(Rows from a figure dataset)
************
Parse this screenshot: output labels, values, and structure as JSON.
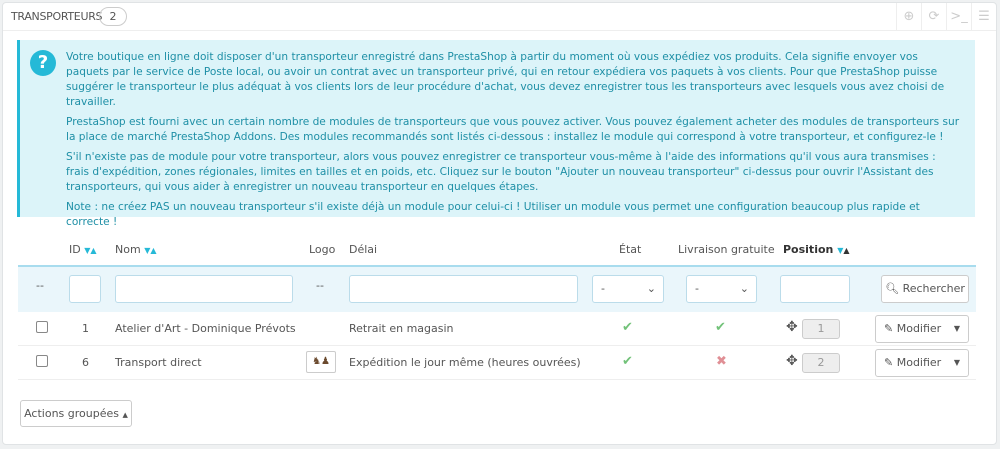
{
  "header": {
    "title": "TRANSPORTEURS",
    "count": "2",
    "tools": [
      "add-icon",
      "refresh-icon",
      "sql-terminal-icon",
      "database-icon"
    ]
  },
  "info": {
    "paragraphs": [
      "Votre boutique en ligne doit disposer d'un transporteur enregistré dans PrestaShop à partir du moment où vous expédiez vos produits. Cela signifie envoyer vos paquets par le service de Poste local, ou avoir un contrat avec un transporteur privé, qui en retour expédiera vos paquets à vos clients. Pour que PrestaShop puisse suggérer le transporteur le plus adéquat à vos clients lors de leur procédure d'achat, vous devez enregistrer tous les transporteurs avec lesquels vous avez choisi de travailler.",
      "PrestaShop est fourni avec un certain nombre de modules de transporteurs que vous pouvez activer. Vous pouvez également acheter des modules de transporteurs sur la place de marché PrestaShop Addons. Des modules recommandés sont listés ci-dessous : installez le module qui correspond à votre transporteur, et configurez-le !",
      "S'il n'existe pas de module pour votre transporteur, alors vous pouvez enregistrer ce transporteur vous-même à l'aide des informations qu'il vous aura transmises : frais d'expédition, zones régionales, limites en tailles et en poids, etc. Cliquez sur le bouton \"Ajouter un nouveau transporteur\" ci-dessus pour ouvrir l'Assistant des transporteurs, qui vous aider à enregistrer un nouveau transporteur en quelques étapes.",
      "Note : ne créez PAS un nouveau transporteur s'il existe déjà un module pour celui-ci ! Utiliser un module vous permet une configuration beaucoup plus rapide et correcte !"
    ]
  },
  "table": {
    "columns": {
      "id": "ID",
      "name": "Nom",
      "logo": "Logo",
      "delay": "Délai",
      "status": "État",
      "free": "Livraison gratuite",
      "position": "Position"
    },
    "filters": {
      "dash": "--",
      "logo_dash": "--",
      "status_value": "-",
      "free_value": "-",
      "search_label": "Rechercher"
    },
    "rows": [
      {
        "id": "1",
        "name": "Atelier d'Art - Dominique Prévots",
        "logo": false,
        "delay": "Retrait en magasin",
        "status": true,
        "free": true,
        "position": "1",
        "action": "Modifier"
      },
      {
        "id": "6",
        "name": "Transport direct",
        "logo": true,
        "delay": "Expédition le jour même (heures ouvrées)",
        "status": true,
        "free": false,
        "position": "2",
        "action": "Modifier"
      }
    ]
  },
  "bulk": {
    "label": "Actions groupées"
  }
}
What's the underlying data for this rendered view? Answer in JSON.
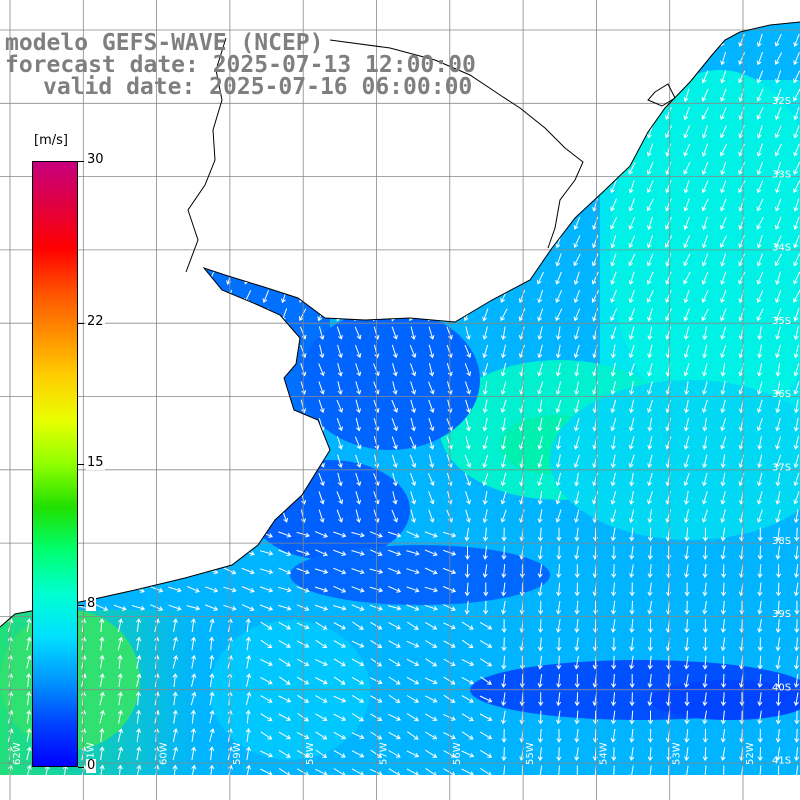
{
  "title": {
    "line1": "modelo GEFS-WAVE (NCEP)",
    "line2": "forecast date: 2025-07-13 12:00:00",
    "line3": "valid date: 2025-07-16 06:00:00"
  },
  "colorbar": {
    "unit": "[m/s]",
    "min": 0,
    "max": 30,
    "ticks": [
      {
        "value": 30,
        "label": "30"
      },
      {
        "value": 22,
        "label": "22"
      },
      {
        "value": 15,
        "label": "15"
      },
      {
        "value": 8,
        "label": "8"
      },
      {
        "value": 0,
        "label": "0"
      }
    ],
    "colors": [
      "#0000ff",
      "#0044ff",
      "#0098ff",
      "#00e0ff",
      "#00ffd0",
      "#00ff70",
      "#20e000",
      "#90ff00",
      "#e8ff00",
      "#ffd000",
      "#ff9000",
      "#ff5000",
      "#ff0000",
      "#e00040",
      "#c8007e"
    ]
  },
  "latitude_labels": [
    "32S",
    "33S",
    "34S",
    "35S",
    "36S",
    "37S",
    "38S",
    "39S",
    "40S",
    "41S"
  ],
  "longitude_labels": [
    "62W",
    "61W",
    "60W",
    "59W",
    "58W",
    "57W",
    "56W",
    "55W",
    "54W",
    "53W",
    "52W"
  ],
  "map": {
    "variable": "wind speed",
    "land_color": "#ffffff",
    "coast_color": "#000000",
    "grid_color": "#888888",
    "arrow_color": "#ffffff"
  }
}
************
Given request:
Identify each line holding the string "delay", and copy it out.

Correct output:
      "delay": "Délai",
        "delay": "Retrait en magasin",
        "delay": "Expédition le jour même (heures ouvrées)",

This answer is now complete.